● Exercise directions
All of the data needs to be repeated exactly.

Start of Source material

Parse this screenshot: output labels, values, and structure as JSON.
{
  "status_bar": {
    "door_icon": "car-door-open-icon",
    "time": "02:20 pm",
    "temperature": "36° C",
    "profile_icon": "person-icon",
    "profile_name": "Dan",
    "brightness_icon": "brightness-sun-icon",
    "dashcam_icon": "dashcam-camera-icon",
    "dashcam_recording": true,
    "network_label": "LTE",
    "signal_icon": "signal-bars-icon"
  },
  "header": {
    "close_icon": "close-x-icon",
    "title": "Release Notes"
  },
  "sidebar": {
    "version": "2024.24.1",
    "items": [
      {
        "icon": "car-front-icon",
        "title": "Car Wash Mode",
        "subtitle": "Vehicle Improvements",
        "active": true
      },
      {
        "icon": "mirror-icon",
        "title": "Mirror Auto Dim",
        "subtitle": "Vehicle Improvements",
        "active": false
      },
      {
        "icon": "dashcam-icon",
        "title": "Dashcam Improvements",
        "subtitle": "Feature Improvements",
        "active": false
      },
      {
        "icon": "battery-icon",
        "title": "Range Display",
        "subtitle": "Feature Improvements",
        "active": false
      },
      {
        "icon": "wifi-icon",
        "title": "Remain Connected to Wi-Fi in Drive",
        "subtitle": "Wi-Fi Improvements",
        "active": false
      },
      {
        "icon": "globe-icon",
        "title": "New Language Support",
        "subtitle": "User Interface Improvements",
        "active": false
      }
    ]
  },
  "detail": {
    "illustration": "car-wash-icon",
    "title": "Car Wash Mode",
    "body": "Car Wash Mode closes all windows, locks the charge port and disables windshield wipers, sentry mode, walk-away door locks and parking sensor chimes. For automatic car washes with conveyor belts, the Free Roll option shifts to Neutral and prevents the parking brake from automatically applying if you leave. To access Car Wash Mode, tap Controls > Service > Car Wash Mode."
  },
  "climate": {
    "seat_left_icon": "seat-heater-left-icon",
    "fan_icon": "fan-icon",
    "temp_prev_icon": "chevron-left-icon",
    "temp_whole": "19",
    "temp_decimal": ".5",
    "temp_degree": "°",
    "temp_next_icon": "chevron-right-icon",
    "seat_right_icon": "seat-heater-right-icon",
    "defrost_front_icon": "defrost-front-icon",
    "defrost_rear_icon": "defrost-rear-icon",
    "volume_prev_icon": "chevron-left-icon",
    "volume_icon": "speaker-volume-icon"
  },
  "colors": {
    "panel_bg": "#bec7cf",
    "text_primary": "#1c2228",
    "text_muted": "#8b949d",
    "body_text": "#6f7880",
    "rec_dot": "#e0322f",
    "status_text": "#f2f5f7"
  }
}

End of Source material

● Written solution
Parse this screenshot: output labels, values, and structure as JSON.
{
  "status_bar": {
    "door_icon": "car-door-open-icon",
    "time": "02:20 pm",
    "temperature": "36° C",
    "profile_icon": "person-icon",
    "profile_name": "Dan",
    "brightness_icon": "brightness-sun-icon",
    "dashcam_icon": "dashcam-camera-icon",
    "dashcam_recording": true,
    "network_label": "LTE",
    "signal_icon": "signal-bars-icon"
  },
  "header": {
    "close_icon": "close-x-icon",
    "title": "Release Notes"
  },
  "sidebar": {
    "version": "2024.24.1",
    "items": [
      {
        "icon": "car-front-icon",
        "title": "Car Wash Mode",
        "subtitle": "Vehicle Improvements",
        "active": true
      },
      {
        "icon": "mirror-icon",
        "title": "Mirror Auto Dim",
        "subtitle": "Vehicle Improvements",
        "active": false
      },
      {
        "icon": "dashcam-icon",
        "title": "Dashcam Improvements",
        "subtitle": "Feature Improvements",
        "active": false
      },
      {
        "icon": "battery-icon",
        "title": "Range Display",
        "subtitle": "Feature Improvements",
        "active": false
      },
      {
        "icon": "wifi-icon",
        "title": "Remain Connected to Wi-Fi in Drive",
        "subtitle": "Wi-Fi Improvements",
        "active": false
      },
      {
        "icon": "globe-icon",
        "title": "New Language Support",
        "subtitle": "User Interface Improvements",
        "active": false
      }
    ]
  },
  "detail": {
    "illustration": "car-wash-icon",
    "title": "Car Wash Mode",
    "body": "Car Wash Mode closes all windows, locks the charge port and disables windshield wipers, sentry mode, walk-away door locks and parking sensor chimes. For automatic car washes with conveyor belts, the Free Roll option shifts to Neutral and prevents the parking brake from automatically applying if you leave. To access Car Wash Mode, tap Controls > Service > Car Wash Mode."
  },
  "climate": {
    "seat_left_icon": "seat-heater-left-icon",
    "fan_icon": "fan-icon",
    "temp_prev_icon": "chevron-left-icon",
    "temp_whole": "19",
    "temp_decimal": ".5",
    "temp_degree": "°",
    "temp_next_icon": "chevron-right-icon",
    "seat_right_icon": "seat-heater-right-icon",
    "defrost_front_icon": "defrost-front-icon",
    "defrost_rear_icon": "defrost-rear-icon",
    "volume_prev_icon": "chevron-left-icon",
    "volume_icon": "speaker-volume-icon"
  },
  "colors": {
    "panel_bg": "#bec7cf",
    "text_primary": "#1c2228",
    "text_muted": "#8b949d",
    "body_text": "#6f7880",
    "rec_dot": "#e0322f",
    "status_text": "#f2f5f7"
  }
}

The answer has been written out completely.